▶ Stated goal: How many lines of the data include the string "Building"? State the number and nothing else.
┄┄┄┄┄┄┄┄┄┄┄┄┄┄┄┄┄┄┄┄
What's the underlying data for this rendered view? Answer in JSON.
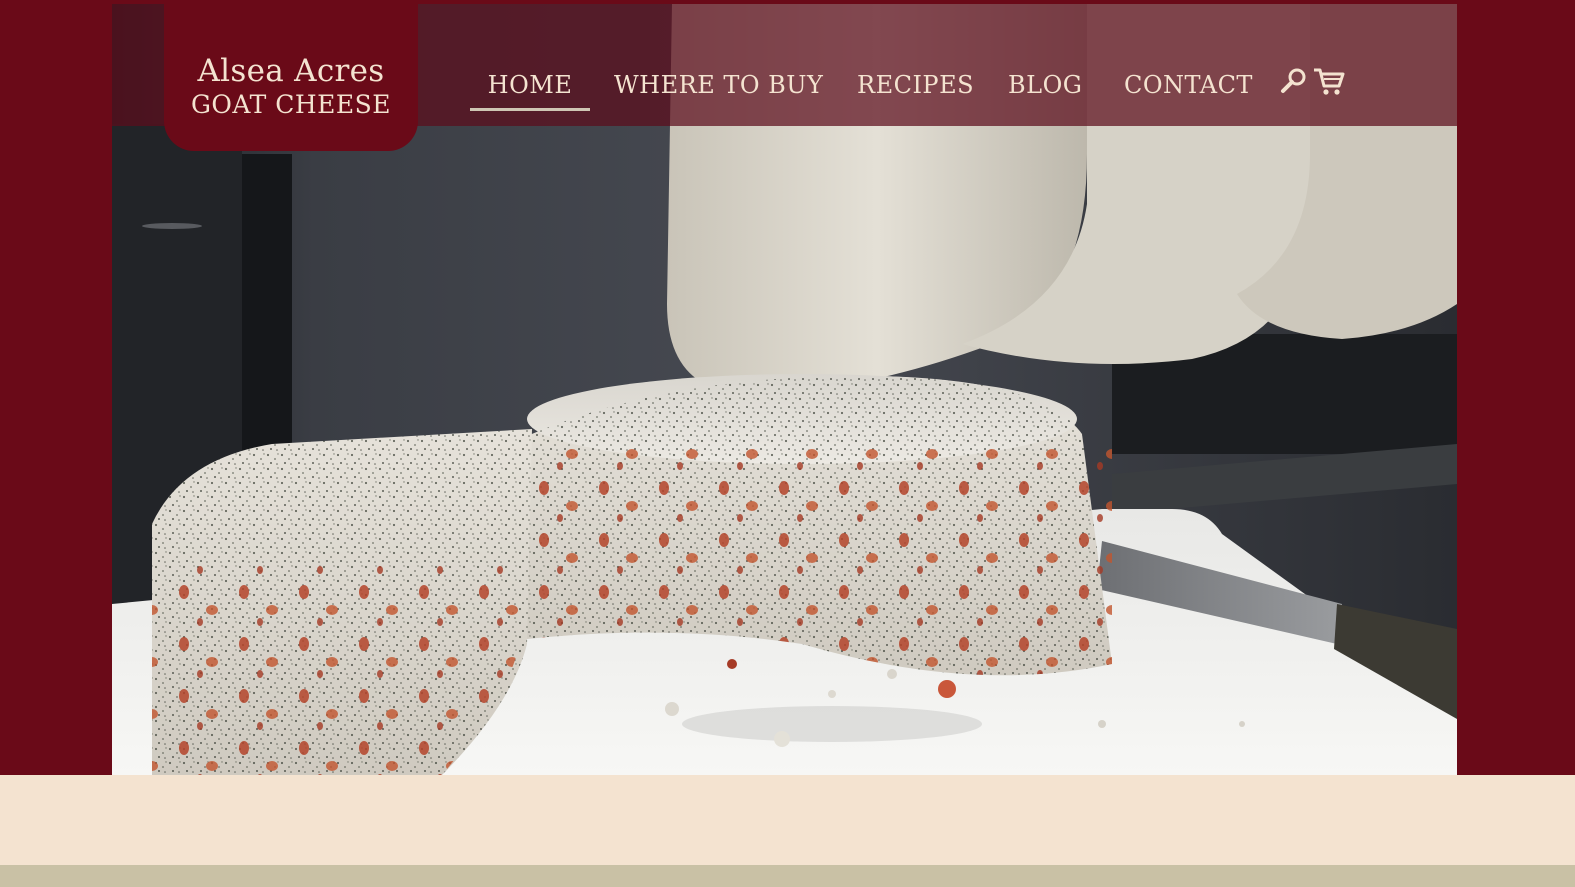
{
  "logo": {
    "line1": "Alsea Acres",
    "line2": "GOAT CHEESE"
  },
  "nav": {
    "items": [
      {
        "label": "HOME",
        "active": true
      },
      {
        "label": "WHERE TO BUY",
        "active": false
      },
      {
        "label": "RECIPES",
        "active": false
      },
      {
        "label": "BLOG",
        "active": false
      },
      {
        "label": "CONTACT",
        "active": false
      }
    ],
    "icons": [
      "search-icon",
      "cart-icon"
    ]
  },
  "colors": {
    "brand_maroon": "#6a0a18",
    "nav_text": "#f4e3d0",
    "cream_band": "#f4e3d0",
    "footer_band": "#c9c1a5"
  },
  "hero": {
    "subject": "photo-of-herbed-goat-cheese-wheel"
  }
}
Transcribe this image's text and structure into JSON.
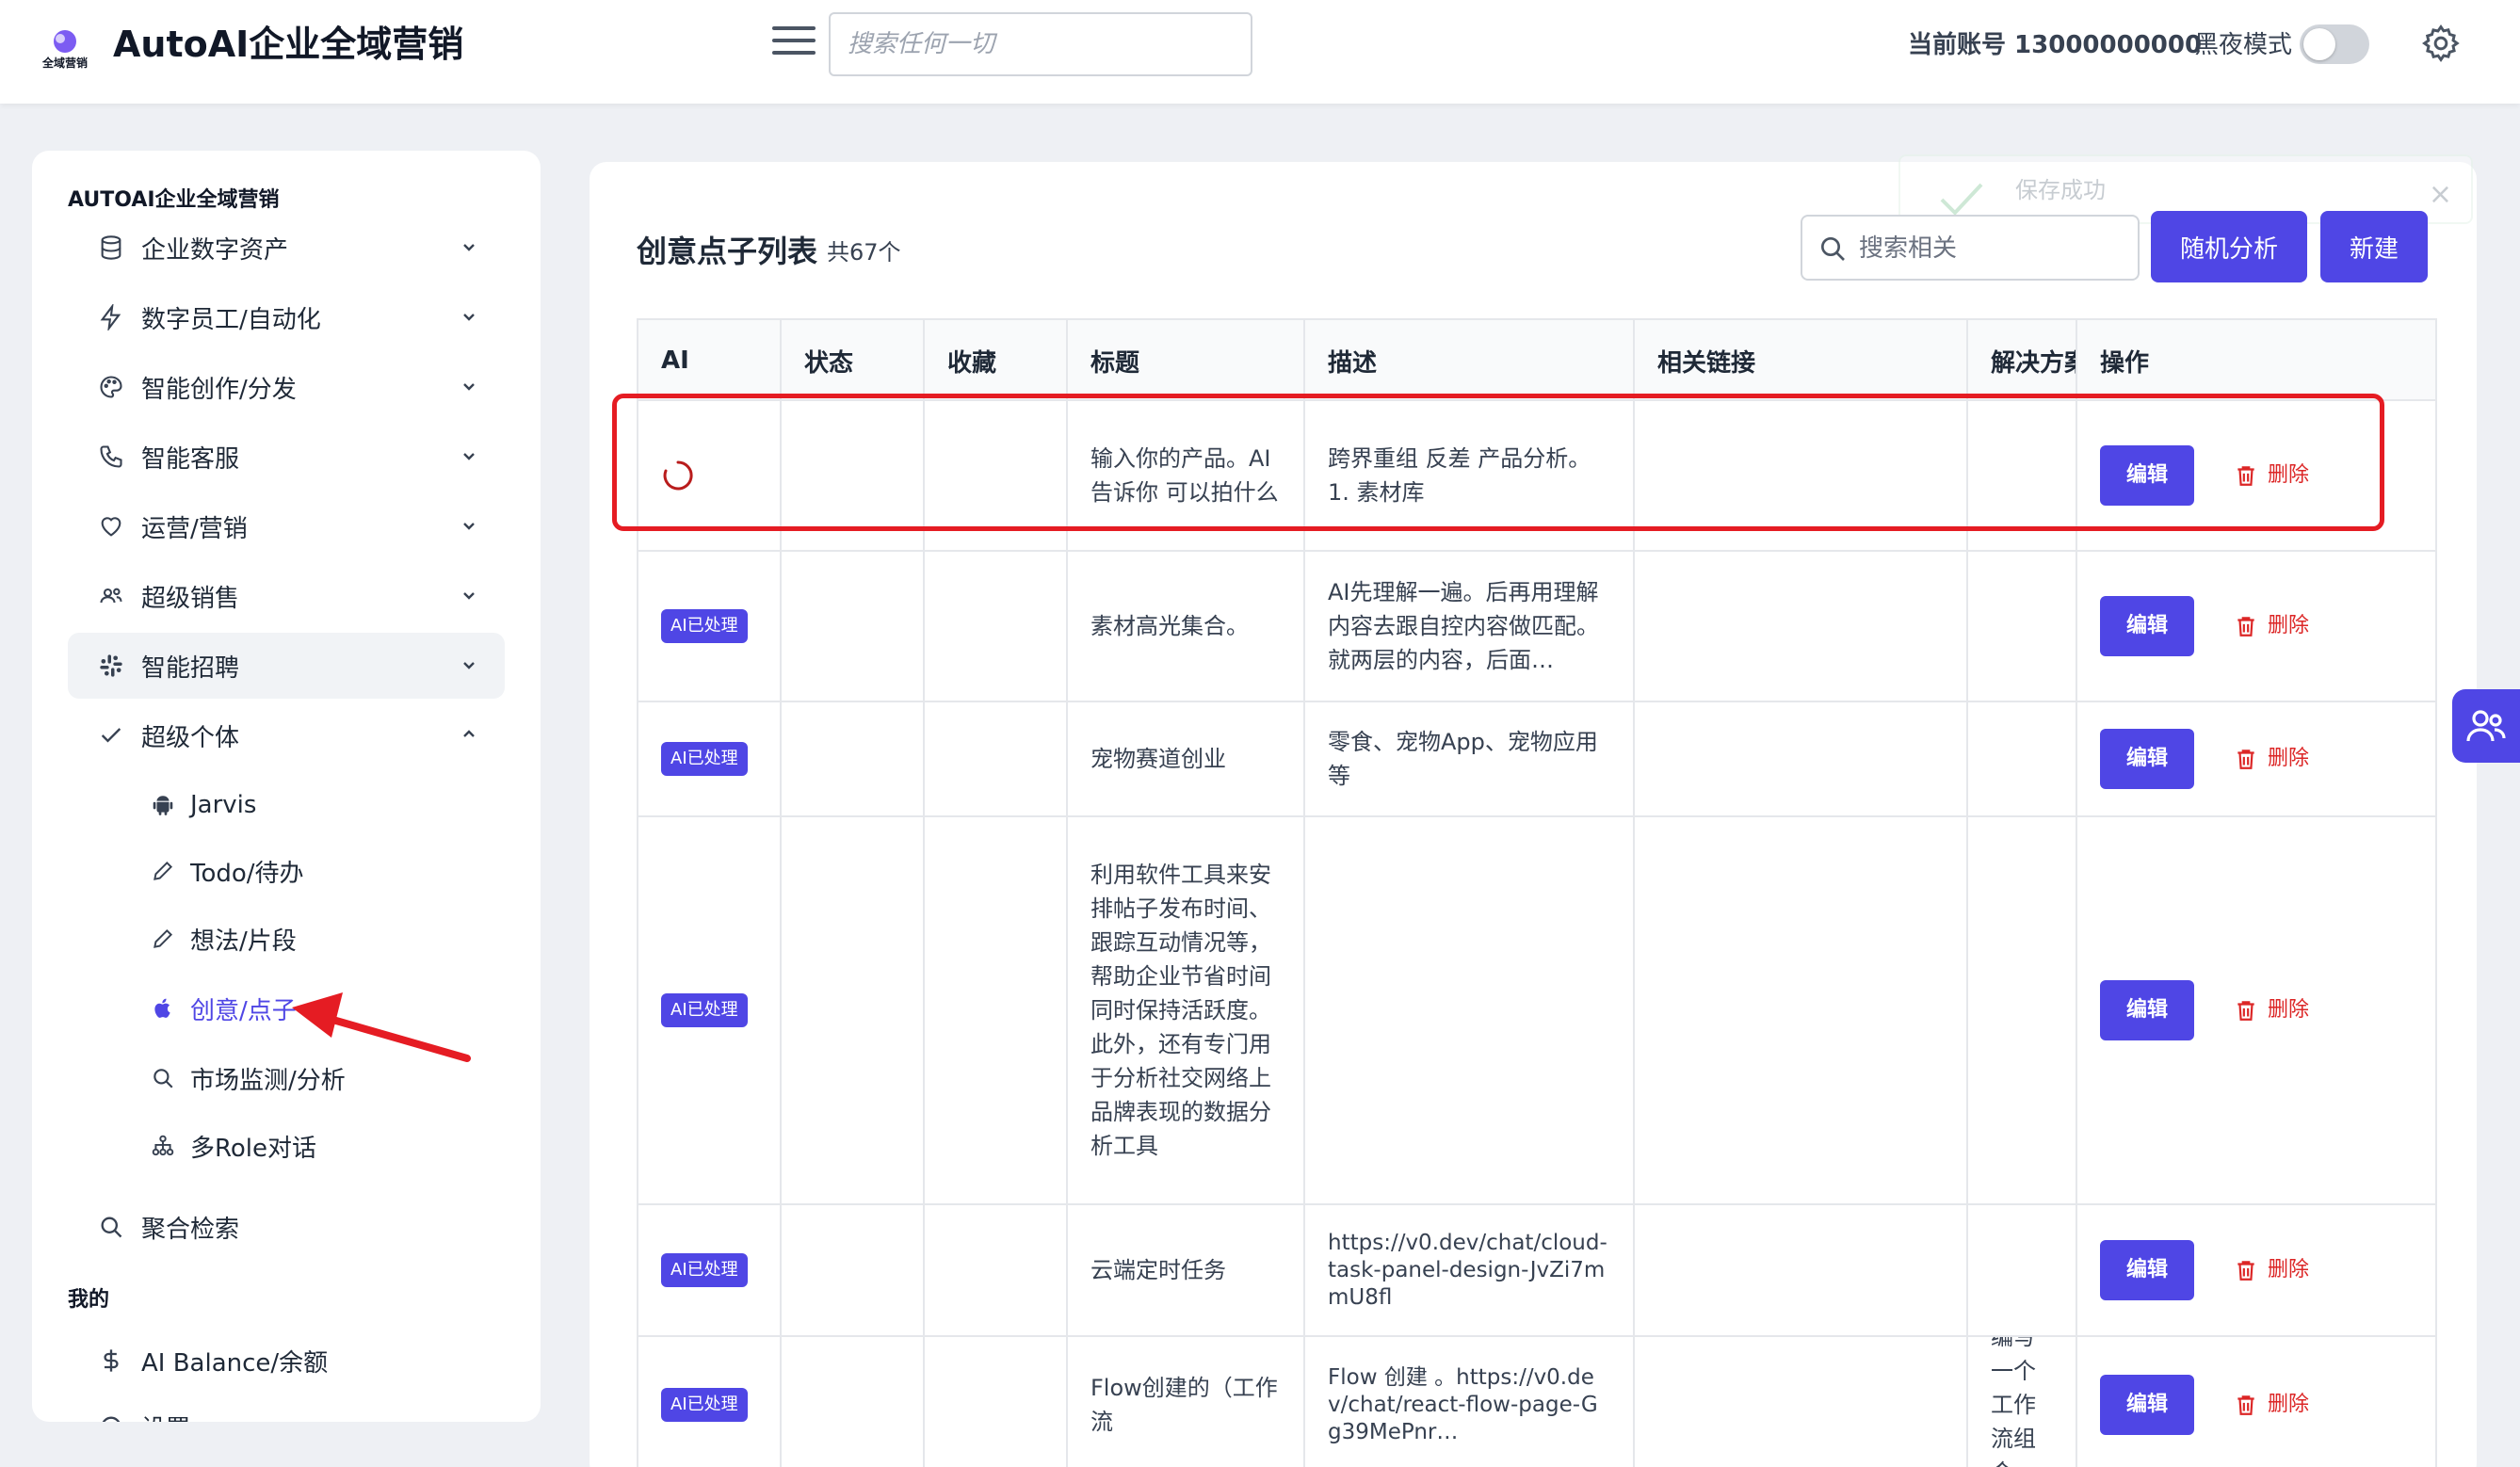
{
  "header": {
    "logo_text": "全域营销",
    "app_title": "AutoAI企业全域营销",
    "search_placeholder": "搜索任何一切",
    "account_label": "当前账号 13000000000",
    "dark_mode_label": "黑夜模式",
    "dark_mode_on": false
  },
  "sidebar": {
    "section_main": "AUTOAI企业全域营销",
    "items": [
      {
        "label": "企业数字资产",
        "icon": "database-icon"
      },
      {
        "label": "数字员工/自动化",
        "icon": "lightning-icon"
      },
      {
        "label": "智能创作/分发",
        "icon": "palette-icon"
      },
      {
        "label": "智能客服",
        "icon": "phone-icon"
      },
      {
        "label": "运营/营销",
        "icon": "heart-icon"
      },
      {
        "label": "超级销售",
        "icon": "users-icon"
      },
      {
        "label": "智能招聘",
        "icon": "slack-icon"
      },
      {
        "label": "超级个体",
        "icon": "check-icon"
      }
    ],
    "sub_items": [
      {
        "label": "Jarvis",
        "icon": "android-icon"
      },
      {
        "label": "Todo/待办",
        "icon": "pencil-icon"
      },
      {
        "label": "想法/片段",
        "icon": "pencil-icon"
      },
      {
        "label": "创意/点子",
        "icon": "apple-icon"
      },
      {
        "label": "市场监测/分析",
        "icon": "search-icon"
      },
      {
        "label": "多Role对话",
        "icon": "hierarchy-icon"
      }
    ],
    "aggregate_search": "聚合检索",
    "section_mine": "我的",
    "balance": "AI Balance/余额",
    "partial_item": "设置"
  },
  "main": {
    "toast_text": "保存成功",
    "list_title": "创意点子列表",
    "list_count": "共67个",
    "search_placeholder": "搜索相关",
    "random_button": "随机分析",
    "new_button": "新建",
    "columns": [
      "AI",
      "状态",
      "收藏",
      "标题",
      "描述",
      "相关链接",
      "解决方案",
      "操作"
    ],
    "edit_label": "编辑",
    "delete_label": "删除",
    "badge_label": "AI已处理",
    "rows": [
      {
        "title": "输入你的产品。AI告诉你 可以拍什么",
        "desc": "跨界重组 反差 产品分析。1. 素材库",
        "solution": "",
        "loading": true
      },
      {
        "title": "素材高光集合。",
        "desc": "AI先理解一遍。后再用理解内容去跟自控内容做匹配。就两层的内容，后面…",
        "solution": ""
      },
      {
        "title": "宠物赛道创业",
        "desc": "零食、宠物App、宠物应用等",
        "solution": ""
      },
      {
        "title": "利用软件工具来安排帖子发布时间、跟踪互动情况等，帮助企业节省时间同时保持活跃度。此外，还有专门用于分析社交网络上品牌表现的数据分析工具",
        "desc": "",
        "solution": ""
      },
      {
        "title": "云端定时任务",
        "desc": "https://v0.dev/chat/cloud-task-panel-design-JvZi7mmU8fl",
        "solution": ""
      },
      {
        "title": "Flow创建的（工作流",
        "desc": "Flow 创建 。https://v0.dev/chat/react-flow-page-Gg39MePnr…",
        "solution": "编写一个工作流组合"
      }
    ]
  },
  "colors": {
    "accent": "#4f46e5",
    "danger": "#dc2626",
    "annotation": "#e51c23"
  }
}
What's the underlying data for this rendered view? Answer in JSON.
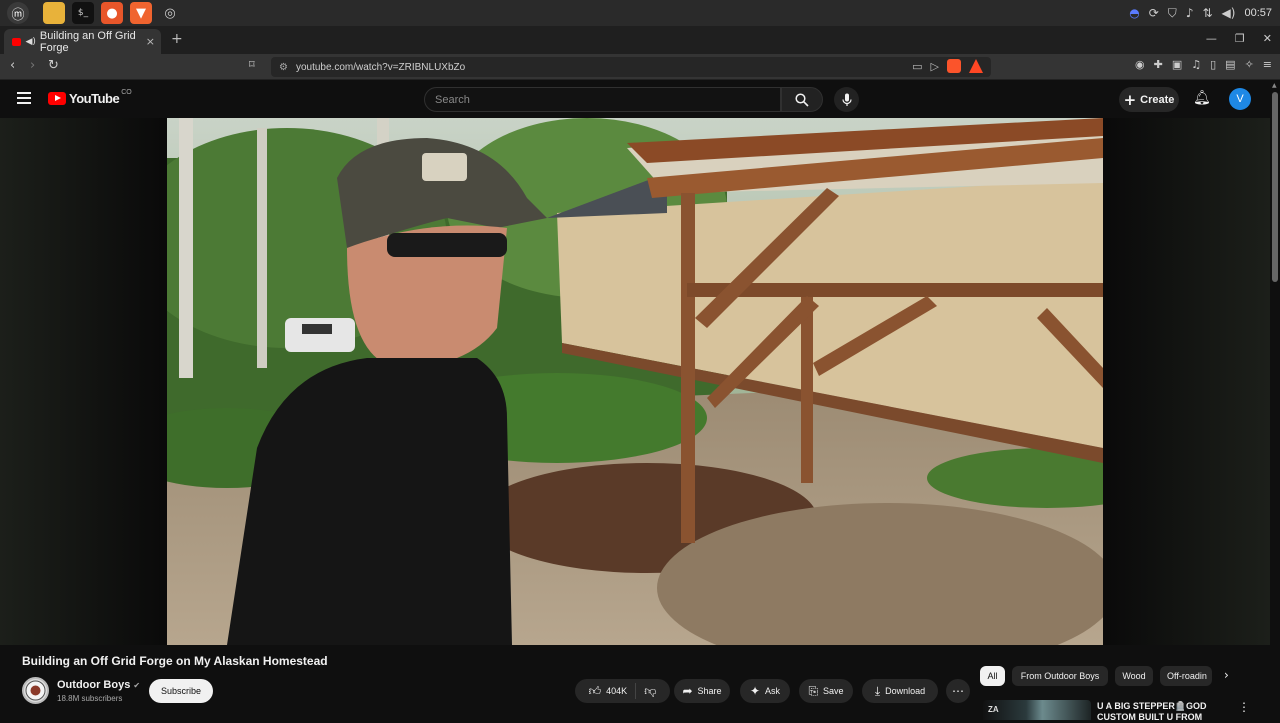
{
  "taskbar": {
    "clock": "00:57"
  },
  "browser": {
    "tab_title": "Building an Off Grid Forge",
    "url": "youtube.com/watch?v=ZRIBNLUXbZo",
    "new_tab_icon": "plus-icon"
  },
  "youtube": {
    "logo_text": "YouTube",
    "logo_suffix": "CO",
    "search_placeholder": "Search",
    "create_label": "Create",
    "avatar_letter": "V"
  },
  "video": {
    "title": "Building an Off Grid Forge on My Alaskan Homestead",
    "channel_name": "Outdoor Boys",
    "subscribers": "18.8M subscribers",
    "subscribe_label": "Subscribe",
    "likes": "404K",
    "actions": {
      "share": "Share",
      "ask": "Ask",
      "save": "Save",
      "download": "Download"
    }
  },
  "chips": [
    "All",
    "From Outdoor Boys",
    "Wood",
    "Off-roadin"
  ],
  "recommendation": {
    "badge": "ZA",
    "title": "U A BIG STEPPER🪦GOD CUSTOM BUILT U FROM"
  },
  "colors": {
    "youtube_red": "#ff0000",
    "background": "#0f0f0f",
    "avatar_blue": "#1e88e5"
  }
}
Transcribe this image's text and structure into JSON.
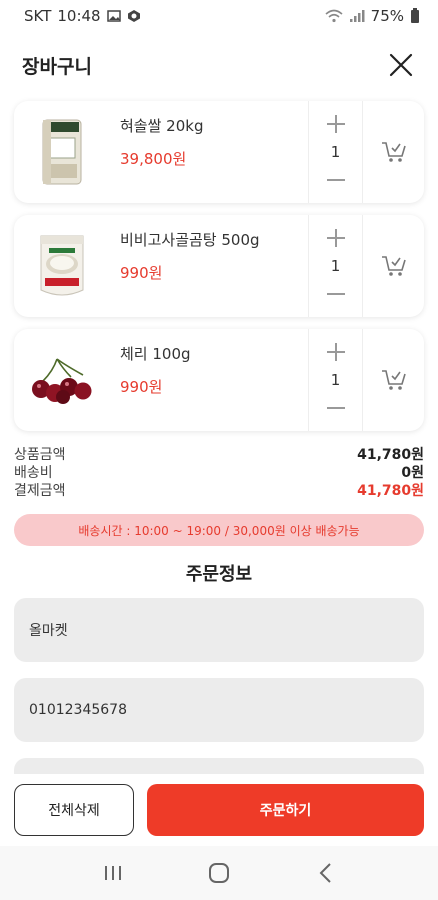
{
  "status_bar": {
    "carrier": "SKT",
    "time": "10:48",
    "battery": "75%",
    "icons": [
      "gallery-icon",
      "app-icon",
      "wifi-icon",
      "signal-icon",
      "battery-icon"
    ]
  },
  "header": {
    "title": "장바구니",
    "close_icon": "close-icon"
  },
  "cart": {
    "items": [
      {
        "name": "혀솔쌀  20kg",
        "price": "39,800원",
        "quantity": "1",
        "thumb": "rice-bag-image"
      },
      {
        "name": "비비고사골곰탕 500g",
        "price": "990원",
        "quantity": "1",
        "thumb": "soup-pouch-image"
      },
      {
        "name": "체리 100g",
        "price": "990원",
        "quantity": "1",
        "thumb": "cherry-image"
      }
    ]
  },
  "summary": {
    "subtotal_label": "상품금액",
    "subtotal_value": "41,780원",
    "shipping_label": "배송비",
    "shipping_value": "0원",
    "total_label": "결제금액",
    "total_value": "41,780원"
  },
  "delivery_notice": "배송시간 : 10:00 ~ 19:00 / 30,000원 이상 배송가능",
  "order_info": {
    "title": "주문정보",
    "name_value": "올마켓",
    "phone_value": "01012345678",
    "address_value": ""
  },
  "actions": {
    "delete_all": "전체삭제",
    "order": "주문하기"
  },
  "colors": {
    "accent": "#ee3b28",
    "price": "#e63b2e",
    "banner_bg": "#f9c9cb",
    "field_bg": "#ececec"
  }
}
┄┄┄┄┄┄┄┄┄┄┄┄┄┄┄┄┄┄┄┄
▶ Output: 2